**What is needed**
Please reproduce the records below word for word, starting at the beginning of the records and ending with the line that contains "The movable member 5-1 is at (222, 420).", with both ends included. Leave the pictures out of your output.

**Records supplied**
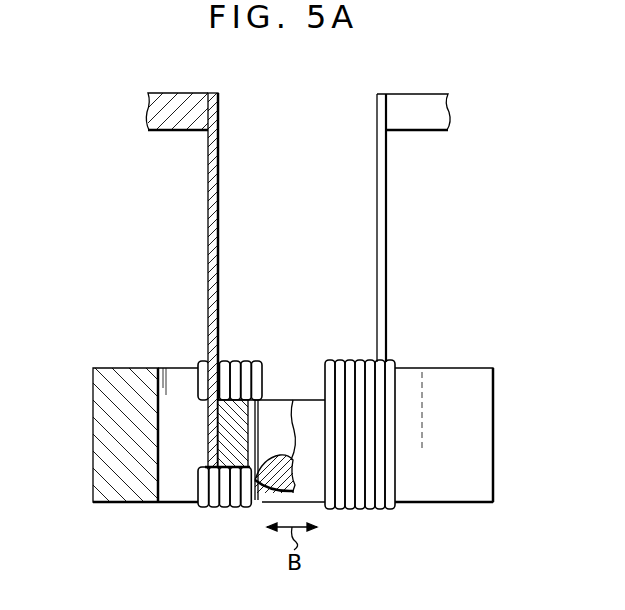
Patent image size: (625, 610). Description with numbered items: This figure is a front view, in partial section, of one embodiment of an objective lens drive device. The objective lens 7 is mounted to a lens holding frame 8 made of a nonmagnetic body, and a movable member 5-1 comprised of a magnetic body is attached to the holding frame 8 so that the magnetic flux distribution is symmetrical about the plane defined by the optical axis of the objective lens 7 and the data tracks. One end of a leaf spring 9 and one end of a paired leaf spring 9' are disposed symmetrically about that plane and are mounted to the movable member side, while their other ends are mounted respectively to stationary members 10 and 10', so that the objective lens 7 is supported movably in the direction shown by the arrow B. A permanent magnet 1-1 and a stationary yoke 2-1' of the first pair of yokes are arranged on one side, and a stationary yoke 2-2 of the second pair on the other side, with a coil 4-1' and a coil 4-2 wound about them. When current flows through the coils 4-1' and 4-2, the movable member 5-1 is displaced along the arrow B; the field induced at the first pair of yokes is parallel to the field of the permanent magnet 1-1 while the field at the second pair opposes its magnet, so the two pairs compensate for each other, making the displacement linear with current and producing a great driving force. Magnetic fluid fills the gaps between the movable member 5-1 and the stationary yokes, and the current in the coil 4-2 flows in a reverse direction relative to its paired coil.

The permanent magnet 1-1 is at (100, 455).
The stationary yoke 2-1' is at (174, 412).
The stationary yoke 2-2 is at (477, 465).
The coil 4-1' is at (219, 458).
The first coil 4-2 is at (376, 508).
The movable member 5-1 is at (222, 420).
The objective lens 7 is at (271, 451).
The lens holding frame 8 is at (252, 410).
The leaf spring 9 is at (190, 280).
The leaf spring 9' is at (407, 228).
The stationary member 10 is at (153, 111).
The stationary member 10' is at (445, 112).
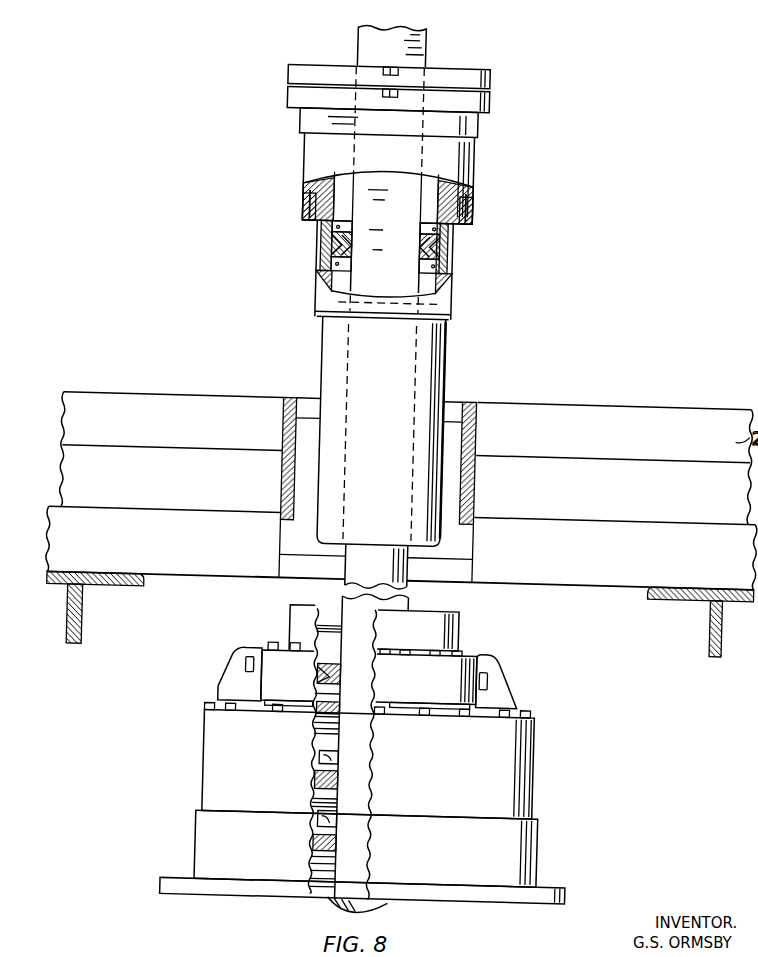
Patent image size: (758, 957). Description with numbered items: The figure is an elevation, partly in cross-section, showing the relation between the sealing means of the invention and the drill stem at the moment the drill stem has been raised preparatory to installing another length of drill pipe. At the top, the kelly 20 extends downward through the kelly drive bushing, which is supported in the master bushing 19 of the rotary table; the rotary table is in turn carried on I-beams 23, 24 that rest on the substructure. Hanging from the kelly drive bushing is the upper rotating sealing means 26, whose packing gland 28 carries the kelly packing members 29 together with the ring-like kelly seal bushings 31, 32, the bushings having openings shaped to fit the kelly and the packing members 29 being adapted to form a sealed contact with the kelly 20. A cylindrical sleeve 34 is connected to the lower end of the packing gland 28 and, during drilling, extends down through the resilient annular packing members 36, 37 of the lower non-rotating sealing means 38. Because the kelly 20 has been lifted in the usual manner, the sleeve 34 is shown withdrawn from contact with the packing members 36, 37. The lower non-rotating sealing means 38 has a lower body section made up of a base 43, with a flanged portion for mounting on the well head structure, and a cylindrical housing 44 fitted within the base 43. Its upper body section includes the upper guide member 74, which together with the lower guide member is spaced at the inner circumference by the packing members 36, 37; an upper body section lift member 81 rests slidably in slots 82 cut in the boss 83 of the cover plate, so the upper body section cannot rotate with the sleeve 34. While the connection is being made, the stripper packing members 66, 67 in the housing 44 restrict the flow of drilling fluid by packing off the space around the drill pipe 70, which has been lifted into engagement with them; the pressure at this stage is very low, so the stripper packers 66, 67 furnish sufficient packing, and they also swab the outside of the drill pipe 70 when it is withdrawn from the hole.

The master bushing 19 is at (478, 499).
The kelly 20 is at (425, 43).
The I-beam 23 is at (726, 636).
The I-beam 24 is at (71, 639).
The upper rotating sealing means 26 is at (298, 250).
The packing gland 28 is at (448, 244).
The kelly packing member 29 is at (346, 242).
The kelly seal bushing 31 is at (345, 265).
The kelly seal bushing 32 is at (346, 218).
The cylindrical sleeve 34 is at (434, 385).
The resilient annular packing member 36 is at (342, 674).
The resilient annular packing member 37 is at (339, 718).
The lower non-rotating sealing means 38 is at (193, 738).
The base 43 is at (539, 848).
The cylindrical housing 44 is at (525, 756).
The stripper packing member 66 is at (345, 823).
The stripper packing member 67 is at (338, 756).
The drill pipe 70 is at (348, 584).
The upper guide member 74 is at (293, 622).
The upper body section lift member 81 is at (522, 693).
The slot 82 is at (453, 700).
The boss 83 is at (505, 690).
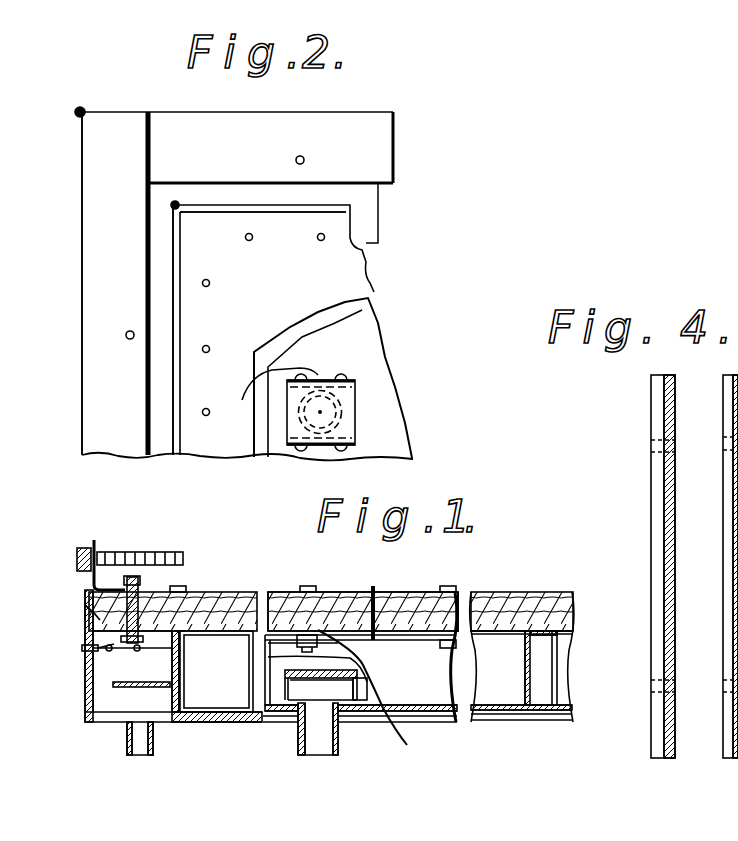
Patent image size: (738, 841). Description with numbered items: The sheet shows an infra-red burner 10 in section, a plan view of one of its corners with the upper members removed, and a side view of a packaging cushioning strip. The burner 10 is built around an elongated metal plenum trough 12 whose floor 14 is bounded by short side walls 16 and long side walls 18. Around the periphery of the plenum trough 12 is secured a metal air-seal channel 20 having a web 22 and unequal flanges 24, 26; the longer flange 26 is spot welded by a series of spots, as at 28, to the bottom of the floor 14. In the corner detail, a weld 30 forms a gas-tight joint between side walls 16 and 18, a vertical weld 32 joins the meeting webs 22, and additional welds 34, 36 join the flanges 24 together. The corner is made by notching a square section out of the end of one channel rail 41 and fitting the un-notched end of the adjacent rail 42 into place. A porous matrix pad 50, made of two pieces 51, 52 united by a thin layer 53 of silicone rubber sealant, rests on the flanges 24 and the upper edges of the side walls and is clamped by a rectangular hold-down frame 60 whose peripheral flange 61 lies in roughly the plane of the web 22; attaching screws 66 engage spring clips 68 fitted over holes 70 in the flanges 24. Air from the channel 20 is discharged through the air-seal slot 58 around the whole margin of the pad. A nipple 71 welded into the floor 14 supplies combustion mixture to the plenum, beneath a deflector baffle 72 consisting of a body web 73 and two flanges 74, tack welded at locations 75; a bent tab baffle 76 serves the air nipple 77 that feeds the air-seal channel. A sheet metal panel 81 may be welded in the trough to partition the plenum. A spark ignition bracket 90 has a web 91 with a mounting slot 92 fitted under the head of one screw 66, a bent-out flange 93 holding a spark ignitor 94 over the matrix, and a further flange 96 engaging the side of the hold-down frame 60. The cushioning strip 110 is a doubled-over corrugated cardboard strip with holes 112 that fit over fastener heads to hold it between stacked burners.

In FIG. 1, the burner 10 is at (220, 762).
In FIG. 1, the plenum trough 12 is at (435, 724).
In FIG. 2, the trough floor 14 is at (245, 307).
In FIG. 1, the trough floor 14 is at (502, 720).
In FIG. 2, the side wall 16 is at (182, 322).
In FIG. 1, the side wall 16 is at (186, 692).
In FIG. 2, the side wall 18 is at (298, 210).
In FIG. 1, the side wall 18 is at (423, 684).
In FIG. 2, the air-seal channel 20 is at (80, 186).
In FIG. 1, the air-seal channel 20 is at (85, 701).
In FIG. 2, the web 22 is at (342, 112).
In FIG. 1, the web 22 is at (85, 682).
In FIG. 2, the flange 24 is at (101, 246).
In FIG. 1, the flange 24 is at (85, 657).
In FIG. 2, the flange 26 is at (374, 244).
In FIG. 1, the flange 26 is at (113, 722).
In FIG. 2, the spot weld 28 is at (321, 243).
In FIG. 1, the spot weld 28 is at (497, 712).
In FIG. 2, the weld 30 is at (176, 210).
In FIG. 2, the vertical weld 32 is at (83, 108).
In FIG. 2, the weld 34 is at (118, 112).
In FIG. 2, the weld 36 is at (152, 128).
In FIG. 2, the channel rail 41 is at (393, 110).
In FIG. 2, the adjacent channel rail 42 is at (82, 242).
In FIG. 1, the porous matrix pad 50 is at (280, 587).
In FIG. 1, the matrix pad piece 51 is at (318, 592).
In FIG. 1, the matrix pad piece 52 is at (382, 592).
In FIG. 1, the layer of silicone rubber sealant 53 is at (347, 623).
In FIG. 2, the air-seal slot 58 is at (160, 398).
In FIG. 1, the air-seal slot 58 is at (182, 645).
In FIG. 1, the hold-down frame 60 is at (82, 650).
In FIG. 1, the peripheral flange 61 is at (86, 654).
In FIG. 1, the attaching screws 66 is at (145, 586).
In FIG. 1, the spring clips 68 is at (393, 662).
In FIG. 2, the holes 70 is at (304, 160).
In FIG. 1, the holes 70 is at (112, 666).
In FIG. 2, the nipple 71 is at (335, 422).
In FIG. 1, the nipple 71 is at (340, 724).
In FIG. 2, the deflector baffle 72 is at (369, 384).
In FIG. 1, the deflector baffle 72 is at (279, 683).
In FIG. 2, the body web 73 is at (352, 412).
In FIG. 1, the body web 73 is at (360, 690).
In FIG. 2, the flanges 74 is at (320, 380).
In FIG. 1, the flanges 74 is at (275, 708).
In FIG. 2, the tack weld locations 75 is at (295, 448).
In FIG. 1, the tack weld locations 75 is at (292, 710).
In FIG. 1, the bent tab baffle 76 is at (135, 687).
In FIG. 1, the air nipple 77 is at (128, 754).
In FIG. 1, the sheet metal panel 81 is at (525, 676).
In FIG. 1, the bracket 90 is at (90, 580).
In FIG. 1, the web 91 is at (130, 577).
In FIG. 1, the mounting hole or slot 92 is at (128, 569).
In FIG. 1, the flange 93 is at (118, 546).
In FIG. 1, the spark ignitor 94 is at (183, 557).
In FIG. 1, the flange 96 is at (85, 614).
In FIG. 4, the cushioning strips 110 is at (648, 438).
In FIG. 4, the holes 112 is at (648, 454).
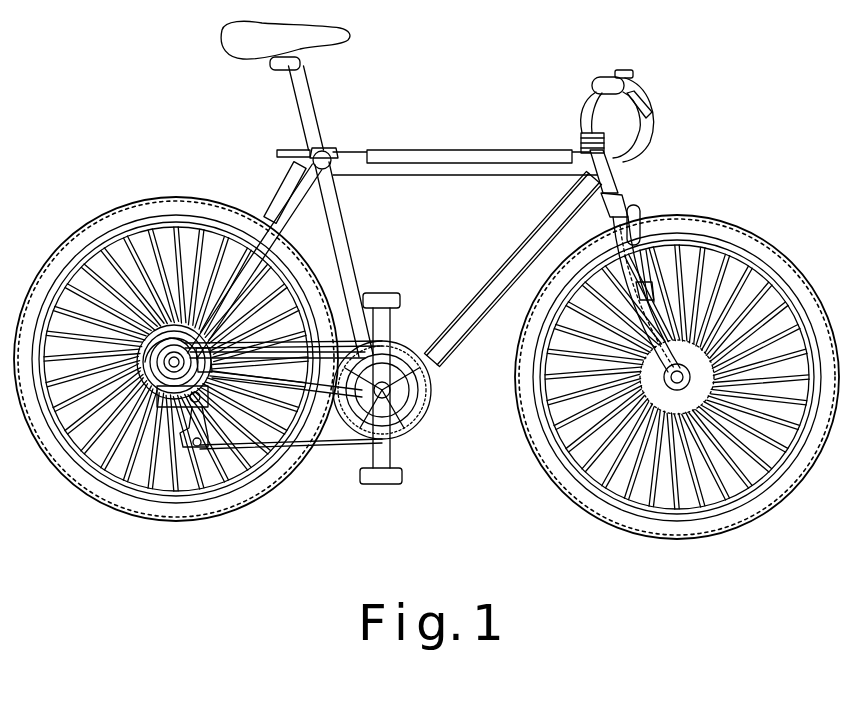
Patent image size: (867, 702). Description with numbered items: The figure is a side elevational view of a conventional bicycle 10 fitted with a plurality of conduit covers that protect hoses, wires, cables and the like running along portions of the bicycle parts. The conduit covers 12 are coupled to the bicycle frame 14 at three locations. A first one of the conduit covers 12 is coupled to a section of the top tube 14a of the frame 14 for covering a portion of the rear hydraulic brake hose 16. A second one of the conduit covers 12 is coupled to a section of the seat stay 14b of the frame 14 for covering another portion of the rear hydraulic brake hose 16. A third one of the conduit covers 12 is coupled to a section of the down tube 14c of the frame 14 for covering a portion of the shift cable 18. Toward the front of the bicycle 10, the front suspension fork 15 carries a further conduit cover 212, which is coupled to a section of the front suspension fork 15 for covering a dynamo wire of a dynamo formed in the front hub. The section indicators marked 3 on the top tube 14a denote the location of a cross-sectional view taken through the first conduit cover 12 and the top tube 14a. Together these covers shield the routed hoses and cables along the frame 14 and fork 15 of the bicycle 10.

**Correct response**
Patent image size: (625, 610). Description with numbered items: This figure is a front view, in partial section, of one embodiment of an objective lens drive device. The objective lens 7 is mounted to a lens holding frame 8 made of a nonmagnetic body, and a movable member 5-1 comprised of a magnetic body is attached to the holding frame 8 so that the magnetic flux distribution is symmetrical about the plane defined by the optical axis of the objective lens 7 and the data tracks. One end of a leaf spring 9 and one end of a paired leaf spring 9' are disposed symmetrically about that plane and are mounted to the movable member side, while their other ends are mounted respectively to stationary members 10 and 10', so that the objective lens 7 is supported movably in the direction shown by the arrow B. A permanent magnet 1-1 and a stationary yoke 2-1' of the first pair of yokes are arranged on one side, and a stationary yoke 2-2 of the second pair on the other side, with a coil 4-1' and a coil 4-2 wound about them. When current flows through the coils 4-1' and 4-2, the movable member 5-1 is displaced along the arrow B; the field induced at the first pair of yokes is parallel to the field of the permanent magnet 1-1 while the field at the second pair opposes its magnet, so the two pairs compensate for each other, making the displacement linear with current and producing a great driving force. Magnetic fluid fills the gaps between the movable member 5-1 and the stationary yokes, and the current in the coil 4-2 flows in a reverse direction relative to its paired coil.

The permanent magnet 1-1 is at (100, 455).
The stationary yoke 2-1' is at (174, 412).
The stationary yoke 2-2 is at (477, 465).
The coil 4-1' is at (219, 458).
The first coil 4-2 is at (376, 508).
The movable member 5-1 is at (222, 420).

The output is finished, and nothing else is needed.